Instructions for the task:
Repeat every line below exactly as it reads.

(Collected data)
[BEGIN]

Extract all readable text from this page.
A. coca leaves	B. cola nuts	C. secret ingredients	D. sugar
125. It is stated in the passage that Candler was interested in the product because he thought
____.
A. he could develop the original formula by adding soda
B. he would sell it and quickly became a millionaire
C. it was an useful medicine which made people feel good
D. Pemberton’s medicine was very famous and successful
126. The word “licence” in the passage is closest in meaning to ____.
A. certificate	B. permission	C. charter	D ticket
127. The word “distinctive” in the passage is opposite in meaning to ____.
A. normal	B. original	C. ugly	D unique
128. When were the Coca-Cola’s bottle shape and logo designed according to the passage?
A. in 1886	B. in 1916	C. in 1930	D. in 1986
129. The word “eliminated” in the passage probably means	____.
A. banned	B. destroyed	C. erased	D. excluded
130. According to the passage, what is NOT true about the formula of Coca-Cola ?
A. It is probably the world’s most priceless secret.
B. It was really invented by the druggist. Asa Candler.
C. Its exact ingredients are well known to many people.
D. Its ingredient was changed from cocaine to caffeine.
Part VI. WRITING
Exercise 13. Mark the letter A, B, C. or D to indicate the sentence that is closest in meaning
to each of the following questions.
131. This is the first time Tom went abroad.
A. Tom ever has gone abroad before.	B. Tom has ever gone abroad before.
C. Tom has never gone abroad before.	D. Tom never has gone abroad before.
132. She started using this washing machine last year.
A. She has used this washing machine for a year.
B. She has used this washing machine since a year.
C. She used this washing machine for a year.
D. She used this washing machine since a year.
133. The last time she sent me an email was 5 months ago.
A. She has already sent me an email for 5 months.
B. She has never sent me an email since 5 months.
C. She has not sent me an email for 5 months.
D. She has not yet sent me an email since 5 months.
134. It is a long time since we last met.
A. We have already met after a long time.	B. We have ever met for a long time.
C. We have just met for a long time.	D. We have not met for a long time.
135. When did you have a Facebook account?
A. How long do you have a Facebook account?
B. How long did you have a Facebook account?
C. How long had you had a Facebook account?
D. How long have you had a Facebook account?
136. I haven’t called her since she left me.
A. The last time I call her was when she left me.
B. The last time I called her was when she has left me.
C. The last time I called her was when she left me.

[END]

Task result:
Extract all readable text from this page.
A. coca leaves	B. cola nuts	C. secret ingredients	D. sugar
125. It is stated in the passage that Candler was interested in the product because he thought
____.
A. he could develop the original formula by adding soda
B. he would sell it and quickly became a millionaire
C. it was an useful medicine which made people feel good
D. Pemberton’s medicine was very famous and successful
126. The word “licence” in the passage is closest in meaning to ____.
A. certificate	B. permission	C. charter	D ticket
127. The word “distinctive” in the passage is opposite in meaning to ____.
A. normal	B. original	C. ugly	D unique
128. When were the Coca-Cola’s bottle shape and logo designed according to the passage?
A. in 1886	B. in 1916	C. in 1930	D. in 1986
129. The word “eliminated” in the passage probably means	____.
A. banned	B. destroyed	C. erased	D. excluded
130. According to the passage, what is NOT true about the formula of Coca-Cola ?
A. It is probably the world’s most priceless secret.
B. It was really invented by the druggist. Asa Candler.
C. Its exact ingredients are well known to many people.
D. Its ingredient was changed from cocaine to caffeine.
Part VI. WRITING
Exercise 13. Mark the letter A, B, C. or D to indicate the sentence that is closest in meaning
to each of the following questions.
131. This is the first time Tom went abroad.
A. Tom ever has gone abroad before.	B. Tom has ever gone abroad before.
C. Tom has never gone abroad before.	D. Tom never has gone abroad before.
132. She started using this washing machine last year.
A. She has used this washing machine for a year.
B. She has used this washing machine since a year.
C. She used this washing machine for a year.
D. She used this washing machine since a year.
133. The last time she sent me an email was 5 months ago.
A. She has already sent me an email for 5 months.
B. She has never sent me an email since 5 months.
C. She has not sent me an email for 5 months.
D. She has not yet sent me an email since 5 months.
134. It is a long time since we last met.
A. We have already met after a long time.	B. We have ever met for a long time.
C. We have just met for a long time.	D. We have not met for a long time.
135. When did you have a Facebook account?
A. How long do you have a Facebook account?
B. How long did you have a Facebook account?
C. How long had you had a Facebook account?
D. How long have you had a Facebook account?
136. I haven’t called her since she left me.
A. The last time I call her was when she left me.
B. The last time I called her was when she has left me.
C. The last time I called her was when she left me.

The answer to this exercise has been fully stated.